**Exercise goal:** Gather up every line from the entries below that uses the word "novoizabranom".

— start Data shown —

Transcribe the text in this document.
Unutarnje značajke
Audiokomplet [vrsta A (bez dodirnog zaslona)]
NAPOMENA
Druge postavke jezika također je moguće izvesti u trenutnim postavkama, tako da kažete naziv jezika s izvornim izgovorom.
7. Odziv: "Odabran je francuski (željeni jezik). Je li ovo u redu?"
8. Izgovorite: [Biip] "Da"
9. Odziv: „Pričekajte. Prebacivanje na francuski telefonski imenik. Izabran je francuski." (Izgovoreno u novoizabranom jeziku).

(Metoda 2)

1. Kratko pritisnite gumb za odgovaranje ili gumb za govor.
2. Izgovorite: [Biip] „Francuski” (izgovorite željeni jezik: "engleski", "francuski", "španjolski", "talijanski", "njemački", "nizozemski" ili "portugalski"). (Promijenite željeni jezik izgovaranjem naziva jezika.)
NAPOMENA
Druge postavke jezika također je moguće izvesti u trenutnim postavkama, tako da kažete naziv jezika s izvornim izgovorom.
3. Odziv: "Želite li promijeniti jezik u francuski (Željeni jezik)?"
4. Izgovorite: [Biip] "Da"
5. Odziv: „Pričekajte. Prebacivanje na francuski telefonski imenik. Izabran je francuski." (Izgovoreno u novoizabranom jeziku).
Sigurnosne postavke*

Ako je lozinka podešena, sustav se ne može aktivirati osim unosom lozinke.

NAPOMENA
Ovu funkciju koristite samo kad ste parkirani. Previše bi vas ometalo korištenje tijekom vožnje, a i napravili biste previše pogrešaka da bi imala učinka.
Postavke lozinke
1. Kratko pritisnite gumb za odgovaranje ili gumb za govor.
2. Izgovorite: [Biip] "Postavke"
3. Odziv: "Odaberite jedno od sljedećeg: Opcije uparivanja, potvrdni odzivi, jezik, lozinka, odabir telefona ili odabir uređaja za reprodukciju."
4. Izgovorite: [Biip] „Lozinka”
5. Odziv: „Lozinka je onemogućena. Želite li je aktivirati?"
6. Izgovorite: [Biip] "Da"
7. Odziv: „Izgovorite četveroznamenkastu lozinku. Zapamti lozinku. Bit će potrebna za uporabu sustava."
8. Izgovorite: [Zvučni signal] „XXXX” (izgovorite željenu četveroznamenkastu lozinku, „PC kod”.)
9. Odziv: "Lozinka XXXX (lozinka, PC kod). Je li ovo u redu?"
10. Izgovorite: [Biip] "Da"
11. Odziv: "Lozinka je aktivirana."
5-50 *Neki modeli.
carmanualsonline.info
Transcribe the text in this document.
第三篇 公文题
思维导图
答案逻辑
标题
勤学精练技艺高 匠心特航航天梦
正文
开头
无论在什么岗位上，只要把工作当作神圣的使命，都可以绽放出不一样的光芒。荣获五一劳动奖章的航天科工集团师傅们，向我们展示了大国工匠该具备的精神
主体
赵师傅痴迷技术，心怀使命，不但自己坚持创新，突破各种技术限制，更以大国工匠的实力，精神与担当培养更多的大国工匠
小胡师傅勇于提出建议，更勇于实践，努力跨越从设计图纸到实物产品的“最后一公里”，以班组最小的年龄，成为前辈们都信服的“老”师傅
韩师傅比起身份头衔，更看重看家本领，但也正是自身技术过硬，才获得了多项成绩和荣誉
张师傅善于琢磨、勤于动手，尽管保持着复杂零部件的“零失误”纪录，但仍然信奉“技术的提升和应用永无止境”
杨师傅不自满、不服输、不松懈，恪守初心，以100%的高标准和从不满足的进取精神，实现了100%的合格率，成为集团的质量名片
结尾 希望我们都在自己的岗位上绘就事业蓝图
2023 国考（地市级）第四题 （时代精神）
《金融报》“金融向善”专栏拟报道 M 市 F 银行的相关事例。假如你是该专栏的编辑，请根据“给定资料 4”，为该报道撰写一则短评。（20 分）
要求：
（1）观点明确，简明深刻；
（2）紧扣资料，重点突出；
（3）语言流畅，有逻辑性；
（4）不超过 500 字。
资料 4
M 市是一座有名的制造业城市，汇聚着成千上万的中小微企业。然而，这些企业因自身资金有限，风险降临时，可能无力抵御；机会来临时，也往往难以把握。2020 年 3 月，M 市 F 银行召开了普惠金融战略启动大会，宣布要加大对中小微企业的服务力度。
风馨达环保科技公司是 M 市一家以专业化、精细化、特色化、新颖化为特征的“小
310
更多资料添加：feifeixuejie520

— end Data shown —

**Output for this exercise:**
9. Odziv: „Pričekajte. Prebacivanje na francuski telefonski imenik. Izabran je francuski." (Izgovoreno u novoizabranom jeziku).
5. Odziv: „Pričekajte. Prebacivanje na francuski telefonski imenik. Izabran je francuski." (Izgovoreno u novoizabranom jeziku).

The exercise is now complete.